What is expected. Search the records for "Number". Copy every line where it appears.

Material shown.

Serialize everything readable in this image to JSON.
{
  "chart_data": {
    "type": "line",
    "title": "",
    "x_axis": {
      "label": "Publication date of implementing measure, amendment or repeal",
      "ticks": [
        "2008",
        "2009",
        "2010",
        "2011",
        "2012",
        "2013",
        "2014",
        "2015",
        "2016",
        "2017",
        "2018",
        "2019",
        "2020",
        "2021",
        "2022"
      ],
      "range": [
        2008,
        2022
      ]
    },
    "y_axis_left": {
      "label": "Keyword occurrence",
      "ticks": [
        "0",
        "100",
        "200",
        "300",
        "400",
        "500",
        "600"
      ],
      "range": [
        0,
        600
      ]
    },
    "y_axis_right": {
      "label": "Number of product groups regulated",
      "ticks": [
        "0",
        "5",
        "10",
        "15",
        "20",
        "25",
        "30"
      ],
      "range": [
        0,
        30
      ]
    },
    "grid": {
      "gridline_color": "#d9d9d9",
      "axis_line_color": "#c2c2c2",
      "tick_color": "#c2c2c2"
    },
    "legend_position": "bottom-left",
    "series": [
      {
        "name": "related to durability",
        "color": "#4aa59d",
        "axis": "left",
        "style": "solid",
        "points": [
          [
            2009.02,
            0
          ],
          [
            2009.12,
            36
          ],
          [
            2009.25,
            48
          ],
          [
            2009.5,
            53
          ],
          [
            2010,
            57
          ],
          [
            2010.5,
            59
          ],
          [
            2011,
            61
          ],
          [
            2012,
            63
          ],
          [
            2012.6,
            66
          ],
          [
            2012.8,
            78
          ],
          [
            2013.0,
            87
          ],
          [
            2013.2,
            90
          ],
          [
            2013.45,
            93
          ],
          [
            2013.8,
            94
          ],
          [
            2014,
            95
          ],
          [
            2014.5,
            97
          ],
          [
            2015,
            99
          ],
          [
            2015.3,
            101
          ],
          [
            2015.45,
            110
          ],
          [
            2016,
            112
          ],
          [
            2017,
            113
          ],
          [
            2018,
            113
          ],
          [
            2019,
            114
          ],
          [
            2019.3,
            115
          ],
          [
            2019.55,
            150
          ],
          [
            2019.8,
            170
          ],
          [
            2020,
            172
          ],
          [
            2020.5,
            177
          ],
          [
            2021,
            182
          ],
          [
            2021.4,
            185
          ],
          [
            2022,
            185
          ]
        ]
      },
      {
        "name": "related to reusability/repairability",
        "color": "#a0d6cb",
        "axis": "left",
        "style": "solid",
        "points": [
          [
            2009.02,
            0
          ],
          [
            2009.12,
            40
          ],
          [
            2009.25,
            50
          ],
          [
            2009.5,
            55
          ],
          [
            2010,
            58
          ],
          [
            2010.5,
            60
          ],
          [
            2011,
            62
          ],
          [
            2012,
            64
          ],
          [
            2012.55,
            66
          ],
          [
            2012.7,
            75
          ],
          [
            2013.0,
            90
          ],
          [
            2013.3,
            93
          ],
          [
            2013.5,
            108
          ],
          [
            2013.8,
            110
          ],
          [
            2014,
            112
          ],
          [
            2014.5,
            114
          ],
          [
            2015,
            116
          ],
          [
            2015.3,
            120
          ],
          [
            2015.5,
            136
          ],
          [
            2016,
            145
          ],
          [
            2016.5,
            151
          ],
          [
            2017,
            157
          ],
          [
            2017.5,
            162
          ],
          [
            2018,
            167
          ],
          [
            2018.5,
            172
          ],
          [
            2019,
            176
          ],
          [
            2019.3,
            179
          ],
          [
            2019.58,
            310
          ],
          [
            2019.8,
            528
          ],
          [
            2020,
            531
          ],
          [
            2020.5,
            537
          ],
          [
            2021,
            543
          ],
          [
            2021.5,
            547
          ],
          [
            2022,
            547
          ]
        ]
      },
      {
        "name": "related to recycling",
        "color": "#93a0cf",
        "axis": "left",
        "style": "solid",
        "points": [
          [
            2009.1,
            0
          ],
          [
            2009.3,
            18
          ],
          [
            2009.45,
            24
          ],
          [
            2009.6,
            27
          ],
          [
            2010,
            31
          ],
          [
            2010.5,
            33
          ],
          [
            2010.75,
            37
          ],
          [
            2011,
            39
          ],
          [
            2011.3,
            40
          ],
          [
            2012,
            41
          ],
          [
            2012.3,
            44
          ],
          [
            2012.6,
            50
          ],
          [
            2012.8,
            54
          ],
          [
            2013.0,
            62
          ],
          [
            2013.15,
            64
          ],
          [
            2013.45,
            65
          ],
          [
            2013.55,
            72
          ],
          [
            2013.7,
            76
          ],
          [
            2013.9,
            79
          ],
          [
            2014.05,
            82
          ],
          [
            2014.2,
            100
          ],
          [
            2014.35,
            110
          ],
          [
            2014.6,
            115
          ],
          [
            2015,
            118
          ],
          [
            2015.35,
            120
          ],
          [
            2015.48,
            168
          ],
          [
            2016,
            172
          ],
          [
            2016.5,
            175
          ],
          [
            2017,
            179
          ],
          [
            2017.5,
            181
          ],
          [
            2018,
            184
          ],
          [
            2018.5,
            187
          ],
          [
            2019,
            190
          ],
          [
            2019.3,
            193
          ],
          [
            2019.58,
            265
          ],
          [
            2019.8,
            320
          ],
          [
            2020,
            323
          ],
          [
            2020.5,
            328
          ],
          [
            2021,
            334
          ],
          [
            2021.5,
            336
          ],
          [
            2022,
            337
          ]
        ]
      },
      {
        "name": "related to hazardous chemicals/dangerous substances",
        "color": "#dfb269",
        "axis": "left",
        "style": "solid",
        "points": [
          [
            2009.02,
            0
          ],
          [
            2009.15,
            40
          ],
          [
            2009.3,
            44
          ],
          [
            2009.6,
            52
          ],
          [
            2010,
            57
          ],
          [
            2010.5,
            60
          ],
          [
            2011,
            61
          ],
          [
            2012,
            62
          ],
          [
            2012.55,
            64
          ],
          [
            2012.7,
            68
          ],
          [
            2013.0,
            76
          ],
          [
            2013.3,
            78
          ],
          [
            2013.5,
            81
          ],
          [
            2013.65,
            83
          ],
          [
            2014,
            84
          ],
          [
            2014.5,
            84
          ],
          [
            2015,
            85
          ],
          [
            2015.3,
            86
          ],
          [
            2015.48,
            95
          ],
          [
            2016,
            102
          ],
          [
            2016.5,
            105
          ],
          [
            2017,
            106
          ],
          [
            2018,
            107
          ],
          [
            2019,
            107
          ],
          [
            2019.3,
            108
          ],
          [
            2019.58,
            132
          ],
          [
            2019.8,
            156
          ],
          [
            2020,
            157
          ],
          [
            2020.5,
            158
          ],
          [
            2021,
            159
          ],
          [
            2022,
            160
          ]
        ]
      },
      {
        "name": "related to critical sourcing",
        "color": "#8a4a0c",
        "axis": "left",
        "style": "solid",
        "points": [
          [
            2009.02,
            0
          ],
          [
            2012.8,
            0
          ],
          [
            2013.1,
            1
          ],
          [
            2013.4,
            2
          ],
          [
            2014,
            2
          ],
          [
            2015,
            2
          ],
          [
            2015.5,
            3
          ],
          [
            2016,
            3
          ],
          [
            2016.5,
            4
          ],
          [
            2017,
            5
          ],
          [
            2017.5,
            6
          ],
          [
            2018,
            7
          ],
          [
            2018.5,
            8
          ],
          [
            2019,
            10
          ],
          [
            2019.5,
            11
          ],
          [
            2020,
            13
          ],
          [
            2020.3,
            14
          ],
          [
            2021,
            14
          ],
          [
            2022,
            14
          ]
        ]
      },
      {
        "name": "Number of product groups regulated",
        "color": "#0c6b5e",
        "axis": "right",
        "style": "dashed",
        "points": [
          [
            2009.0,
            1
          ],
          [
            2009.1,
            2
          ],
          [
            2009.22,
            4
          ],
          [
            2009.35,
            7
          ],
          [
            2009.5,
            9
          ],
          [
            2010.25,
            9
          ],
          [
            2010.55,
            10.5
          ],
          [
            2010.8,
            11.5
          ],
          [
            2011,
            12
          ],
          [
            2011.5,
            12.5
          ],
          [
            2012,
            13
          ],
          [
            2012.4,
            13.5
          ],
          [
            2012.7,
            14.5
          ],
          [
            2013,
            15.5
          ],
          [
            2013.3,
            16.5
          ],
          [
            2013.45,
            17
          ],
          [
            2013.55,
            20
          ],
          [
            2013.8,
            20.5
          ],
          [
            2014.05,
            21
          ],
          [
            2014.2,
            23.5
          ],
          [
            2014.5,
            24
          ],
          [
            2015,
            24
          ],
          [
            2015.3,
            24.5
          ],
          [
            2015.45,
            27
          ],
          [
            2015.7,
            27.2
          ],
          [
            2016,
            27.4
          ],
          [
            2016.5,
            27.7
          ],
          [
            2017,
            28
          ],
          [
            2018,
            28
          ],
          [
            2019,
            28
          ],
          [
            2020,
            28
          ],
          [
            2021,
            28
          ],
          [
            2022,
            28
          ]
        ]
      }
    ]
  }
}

Task output.
      "label": "Number of product groups regulated",
        "name": "Number of product groups regulated",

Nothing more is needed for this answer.